-- Written instruction --
Transcribe the listing word for word.

(Figure dataset records)
## Start

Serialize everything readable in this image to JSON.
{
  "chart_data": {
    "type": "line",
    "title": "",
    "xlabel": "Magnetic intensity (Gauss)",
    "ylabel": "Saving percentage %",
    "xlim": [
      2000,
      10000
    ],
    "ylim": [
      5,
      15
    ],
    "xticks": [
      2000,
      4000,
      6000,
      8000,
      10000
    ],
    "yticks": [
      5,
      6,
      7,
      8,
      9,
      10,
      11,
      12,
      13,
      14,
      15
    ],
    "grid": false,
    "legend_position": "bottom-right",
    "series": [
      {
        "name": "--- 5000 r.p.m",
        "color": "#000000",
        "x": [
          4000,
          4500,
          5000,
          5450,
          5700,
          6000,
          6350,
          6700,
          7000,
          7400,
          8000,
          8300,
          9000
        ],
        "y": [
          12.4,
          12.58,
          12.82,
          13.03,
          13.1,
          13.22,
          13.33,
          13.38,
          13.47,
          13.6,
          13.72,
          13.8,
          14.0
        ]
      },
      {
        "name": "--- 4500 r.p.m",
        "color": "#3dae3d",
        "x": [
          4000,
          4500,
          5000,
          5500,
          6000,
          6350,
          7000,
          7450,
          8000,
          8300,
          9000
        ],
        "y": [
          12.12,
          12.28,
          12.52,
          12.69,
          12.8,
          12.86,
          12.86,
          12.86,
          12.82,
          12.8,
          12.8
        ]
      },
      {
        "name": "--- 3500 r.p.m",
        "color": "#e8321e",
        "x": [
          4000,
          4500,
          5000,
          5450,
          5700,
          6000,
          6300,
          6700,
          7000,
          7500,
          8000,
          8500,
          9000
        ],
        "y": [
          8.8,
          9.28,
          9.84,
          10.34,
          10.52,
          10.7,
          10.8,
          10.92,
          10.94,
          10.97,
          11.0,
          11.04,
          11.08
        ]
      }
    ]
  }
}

## End

-- Exercise solution --
Serialize everything readable in this image to JSON.
{
  "chart_data": {
    "type": "line",
    "title": "",
    "xlabel": "Magnetic intensity (Gauss)",
    "ylabel": "Saving percentage %",
    "xlim": [
      2000,
      10000
    ],
    "ylim": [
      5,
      15
    ],
    "xticks": [
      2000,
      4000,
      6000,
      8000,
      10000
    ],
    "yticks": [
      5,
      6,
      7,
      8,
      9,
      10,
      11,
      12,
      13,
      14,
      15
    ],
    "grid": false,
    "legend_position": "bottom-right",
    "series": [
      {
        "name": "--- 5000 r.p.m",
        "color": "#000000",
        "x": [
          4000,
          4500,
          5000,
          5450,
          5700,
          6000,
          6350,
          6700,
          7000,
          7400,
          8000,
          8300,
          9000
        ],
        "y": [
          12.4,
          12.58,
          12.82,
          13.03,
          13.1,
          13.22,
          13.33,
          13.38,
          13.47,
          13.6,
          13.72,
          13.8,
          14.0
        ]
      },
      {
        "name": "--- 4500 r.p.m",
        "color": "#3dae3d",
        "x": [
          4000,
          4500,
          5000,
          5500,
          6000,
          6350,
          7000,
          7450,
          8000,
          8300,
          9000
        ],
        "y": [
          12.12,
          12.28,
          12.52,
          12.69,
          12.8,
          12.86,
          12.86,
          12.86,
          12.82,
          12.8,
          12.8
        ]
      },
      {
        "name": "--- 3500 r.p.m",
        "color": "#e8321e",
        "x": [
          4000,
          4500,
          5000,
          5450,
          5700,
          6000,
          6300,
          6700,
          7000,
          7500,
          8000,
          8500,
          9000
        ],
        "y": [
          8.8,
          9.28,
          9.84,
          10.34,
          10.52,
          10.7,
          10.8,
          10.92,
          10.94,
          10.97,
          11.0,
          11.04,
          11.08
        ]
      }
    ]
  }
}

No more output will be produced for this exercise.